───── Records for the exercise ─────

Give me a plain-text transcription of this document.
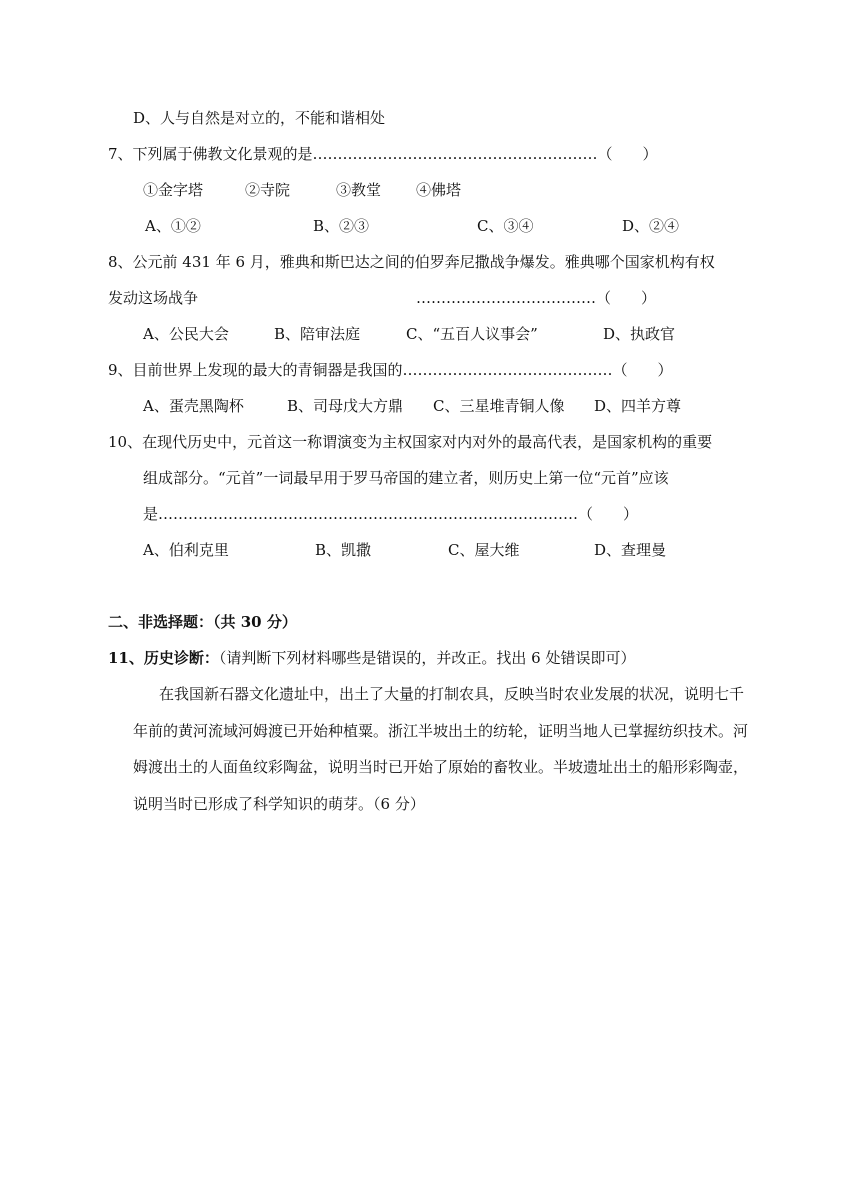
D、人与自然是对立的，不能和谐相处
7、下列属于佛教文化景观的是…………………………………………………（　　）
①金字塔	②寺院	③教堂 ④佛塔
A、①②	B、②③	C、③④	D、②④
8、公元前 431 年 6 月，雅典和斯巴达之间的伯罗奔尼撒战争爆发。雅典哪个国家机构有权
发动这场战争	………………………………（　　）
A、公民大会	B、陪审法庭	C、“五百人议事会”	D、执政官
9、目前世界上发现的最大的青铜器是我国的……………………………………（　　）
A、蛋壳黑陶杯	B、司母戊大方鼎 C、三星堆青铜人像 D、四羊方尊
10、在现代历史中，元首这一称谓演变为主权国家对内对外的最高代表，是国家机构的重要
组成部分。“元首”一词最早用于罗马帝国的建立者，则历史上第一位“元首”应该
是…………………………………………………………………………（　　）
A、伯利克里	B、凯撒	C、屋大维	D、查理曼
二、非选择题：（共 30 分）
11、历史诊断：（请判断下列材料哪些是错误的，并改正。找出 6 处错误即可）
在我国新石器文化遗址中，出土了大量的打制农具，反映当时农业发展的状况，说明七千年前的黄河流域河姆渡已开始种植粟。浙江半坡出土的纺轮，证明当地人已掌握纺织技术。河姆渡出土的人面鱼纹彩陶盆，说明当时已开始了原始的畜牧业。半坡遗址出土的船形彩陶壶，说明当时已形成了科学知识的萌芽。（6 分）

─────

> _Set problem_: From start to finish, output the listing exactly, but omit its pictures.

> _Correct output_:
Give me a plain-text transcription of this document.
D、人与自然是对立的，不能和谐相处
7、下列属于佛教文化景观的是…………………………………………………（　　）
①金字塔	②寺院	③教堂 ④佛塔
A、①②	B、②③	C、③④	D、②④
8、公元前 431 年 6 月，雅典和斯巴达之间的伯罗奔尼撒战争爆发。雅典哪个国家机构有权
发动这场战争	………………………………（　　）
A、公民大会	B、陪审法庭	C、“五百人议事会”	D、执政官
9、目前世界上发现的最大的青铜器是我国的……………………………………（　　）
A、蛋壳黑陶杯	B、司母戊大方鼎 C、三星堆青铜人像 D、四羊方尊
10、在现代历史中，元首这一称谓演变为主权国家对内对外的最高代表，是国家机构的重要
组成部分。“元首”一词最早用于罗马帝国的建立者，则历史上第一位“元首”应该
是…………………………………………………………………………（　　）
A、伯利克里	B、凯撒	C、屋大维	D、查理曼
二、非选择题：（共 30 分）
11、历史诊断：（请判断下列材料哪些是错误的，并改正。找出 6 处错误即可）
在我国新石器文化遗址中，出土了大量的打制农具，反映当时农业发展的状况，说明七千年前的黄河流域河姆渡已开始种植粟。浙江半坡出土的纺轮，证明当地人已掌握纺织技术。河姆渡出土的人面鱼纹彩陶盆，说明当时已开始了原始的畜牧业。半坡遗址出土的船形彩陶壶，说明当时已形成了科学知识的萌芽。（6 分）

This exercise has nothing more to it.